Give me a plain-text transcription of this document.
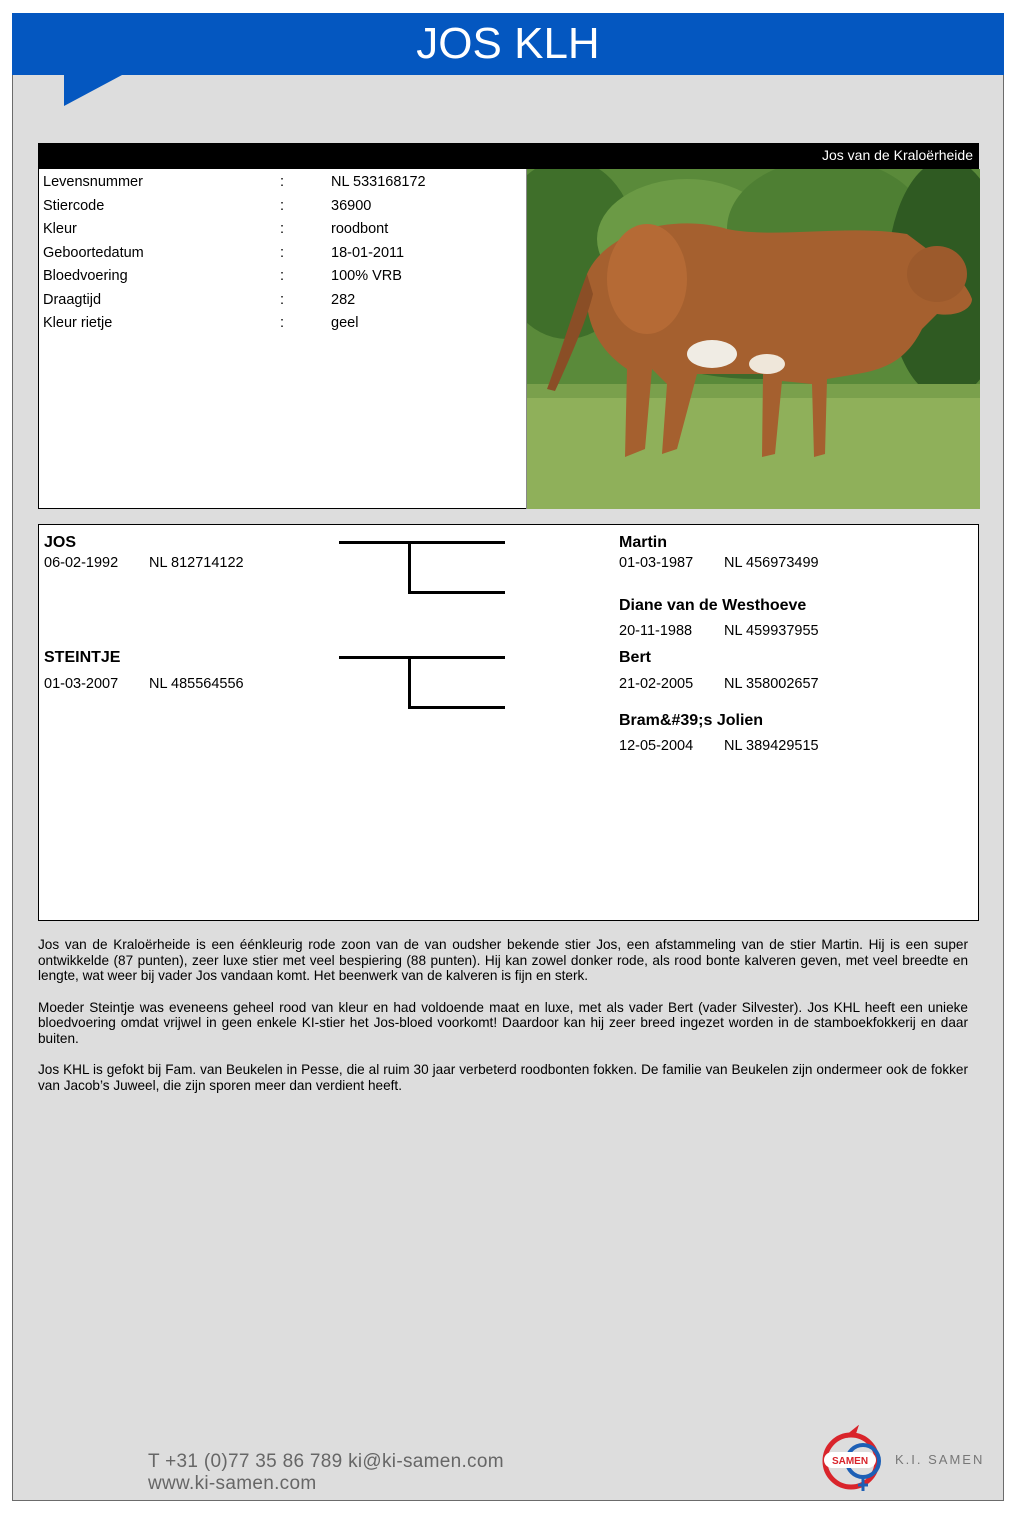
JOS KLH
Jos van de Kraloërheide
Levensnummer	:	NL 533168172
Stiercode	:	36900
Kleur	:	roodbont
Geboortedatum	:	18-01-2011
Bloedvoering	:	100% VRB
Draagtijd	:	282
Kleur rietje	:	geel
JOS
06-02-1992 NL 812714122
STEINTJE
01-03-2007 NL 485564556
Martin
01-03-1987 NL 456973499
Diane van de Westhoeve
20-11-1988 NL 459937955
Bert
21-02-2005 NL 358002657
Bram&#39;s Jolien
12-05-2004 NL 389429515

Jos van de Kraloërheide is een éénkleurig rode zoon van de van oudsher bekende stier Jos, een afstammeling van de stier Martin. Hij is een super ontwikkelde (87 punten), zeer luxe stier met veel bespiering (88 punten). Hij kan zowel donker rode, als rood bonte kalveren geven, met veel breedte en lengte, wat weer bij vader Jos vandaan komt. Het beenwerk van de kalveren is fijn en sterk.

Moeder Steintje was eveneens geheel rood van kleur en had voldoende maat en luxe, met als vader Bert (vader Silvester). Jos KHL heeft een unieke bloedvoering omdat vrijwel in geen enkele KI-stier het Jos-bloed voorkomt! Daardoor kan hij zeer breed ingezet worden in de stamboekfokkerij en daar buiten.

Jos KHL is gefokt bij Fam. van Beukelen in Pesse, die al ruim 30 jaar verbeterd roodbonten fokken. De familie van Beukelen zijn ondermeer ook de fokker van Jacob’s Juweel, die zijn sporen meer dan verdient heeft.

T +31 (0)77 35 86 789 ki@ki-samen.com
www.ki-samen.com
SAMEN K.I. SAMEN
==================================================
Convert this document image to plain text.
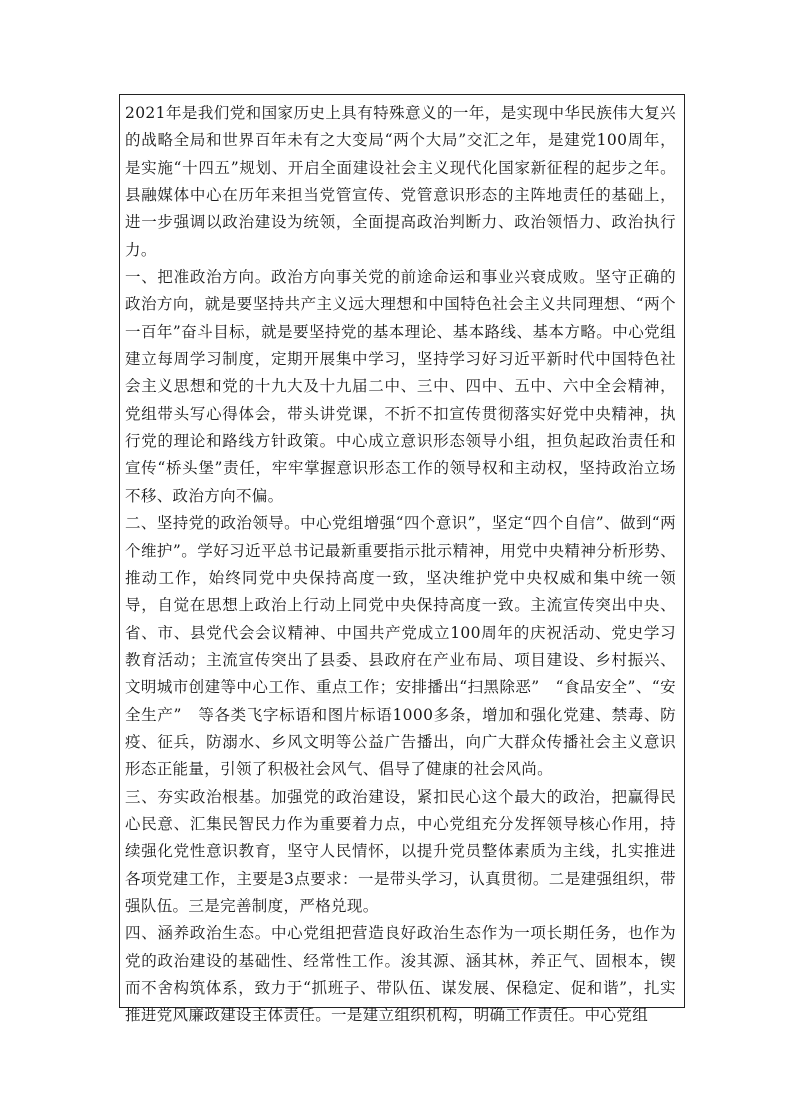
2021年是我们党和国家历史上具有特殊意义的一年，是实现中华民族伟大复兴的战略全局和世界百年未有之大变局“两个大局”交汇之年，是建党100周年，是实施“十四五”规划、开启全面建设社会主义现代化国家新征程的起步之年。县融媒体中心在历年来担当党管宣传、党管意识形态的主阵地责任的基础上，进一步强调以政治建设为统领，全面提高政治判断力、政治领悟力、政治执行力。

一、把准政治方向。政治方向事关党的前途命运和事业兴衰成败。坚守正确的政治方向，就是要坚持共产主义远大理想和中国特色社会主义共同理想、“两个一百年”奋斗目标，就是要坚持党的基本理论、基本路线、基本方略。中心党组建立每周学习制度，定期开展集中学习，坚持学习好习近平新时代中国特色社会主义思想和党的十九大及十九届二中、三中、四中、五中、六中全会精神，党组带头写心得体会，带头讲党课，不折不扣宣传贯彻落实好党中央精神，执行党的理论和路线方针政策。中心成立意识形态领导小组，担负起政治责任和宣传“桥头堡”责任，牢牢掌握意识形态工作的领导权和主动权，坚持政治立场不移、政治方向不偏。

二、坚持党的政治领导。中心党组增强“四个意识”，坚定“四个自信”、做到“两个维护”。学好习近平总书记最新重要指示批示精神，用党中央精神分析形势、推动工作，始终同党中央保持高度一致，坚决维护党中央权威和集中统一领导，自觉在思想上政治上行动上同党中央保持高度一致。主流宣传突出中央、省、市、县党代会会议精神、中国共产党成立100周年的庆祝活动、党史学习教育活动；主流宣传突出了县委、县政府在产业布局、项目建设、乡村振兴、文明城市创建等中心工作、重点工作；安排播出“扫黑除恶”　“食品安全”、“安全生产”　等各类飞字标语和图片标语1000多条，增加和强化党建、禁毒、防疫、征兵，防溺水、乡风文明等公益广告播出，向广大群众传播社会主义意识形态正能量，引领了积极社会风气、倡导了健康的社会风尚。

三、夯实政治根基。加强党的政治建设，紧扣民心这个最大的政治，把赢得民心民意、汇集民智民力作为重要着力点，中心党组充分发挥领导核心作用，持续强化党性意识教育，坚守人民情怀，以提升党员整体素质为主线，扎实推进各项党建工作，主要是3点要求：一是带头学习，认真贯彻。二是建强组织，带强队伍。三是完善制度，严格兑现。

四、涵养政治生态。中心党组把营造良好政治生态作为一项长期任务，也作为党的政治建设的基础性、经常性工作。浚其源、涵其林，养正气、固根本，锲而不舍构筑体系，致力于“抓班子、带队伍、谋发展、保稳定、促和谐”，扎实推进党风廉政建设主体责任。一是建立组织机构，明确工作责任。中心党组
==================================================
Determine how many lines of the data contain "zeer" and give nothing but that number.

2